▶ Challenge: Tally the lines in the records underneath that contain the string "title", and state the figure by itself.

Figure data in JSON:
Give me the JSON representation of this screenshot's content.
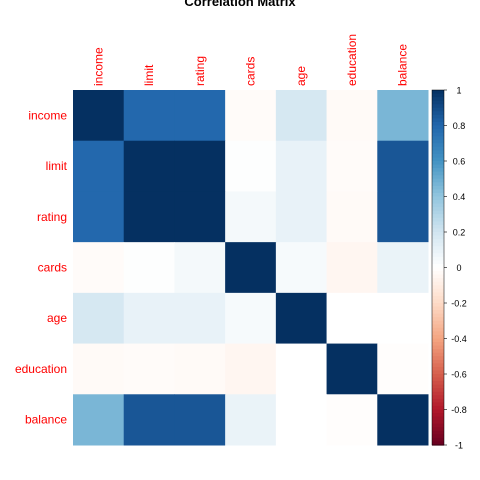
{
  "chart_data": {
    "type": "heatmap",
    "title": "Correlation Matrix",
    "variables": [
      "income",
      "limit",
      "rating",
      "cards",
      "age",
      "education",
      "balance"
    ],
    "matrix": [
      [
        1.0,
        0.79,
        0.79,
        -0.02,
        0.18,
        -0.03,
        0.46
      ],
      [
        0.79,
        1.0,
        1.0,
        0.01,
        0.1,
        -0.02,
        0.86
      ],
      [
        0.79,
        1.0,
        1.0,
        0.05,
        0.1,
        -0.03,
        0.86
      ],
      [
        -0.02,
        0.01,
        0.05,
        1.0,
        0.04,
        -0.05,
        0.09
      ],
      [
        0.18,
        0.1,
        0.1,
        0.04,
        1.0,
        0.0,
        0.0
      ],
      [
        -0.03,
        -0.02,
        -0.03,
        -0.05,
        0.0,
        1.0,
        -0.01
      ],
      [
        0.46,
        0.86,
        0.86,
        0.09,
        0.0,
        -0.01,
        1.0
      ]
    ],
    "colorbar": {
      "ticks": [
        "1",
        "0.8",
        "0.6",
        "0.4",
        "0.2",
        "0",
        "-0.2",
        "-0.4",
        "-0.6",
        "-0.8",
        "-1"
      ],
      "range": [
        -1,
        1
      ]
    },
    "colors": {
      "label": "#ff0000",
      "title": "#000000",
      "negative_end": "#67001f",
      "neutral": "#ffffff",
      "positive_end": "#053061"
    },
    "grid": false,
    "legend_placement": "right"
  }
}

▶ Answer to the problem: 2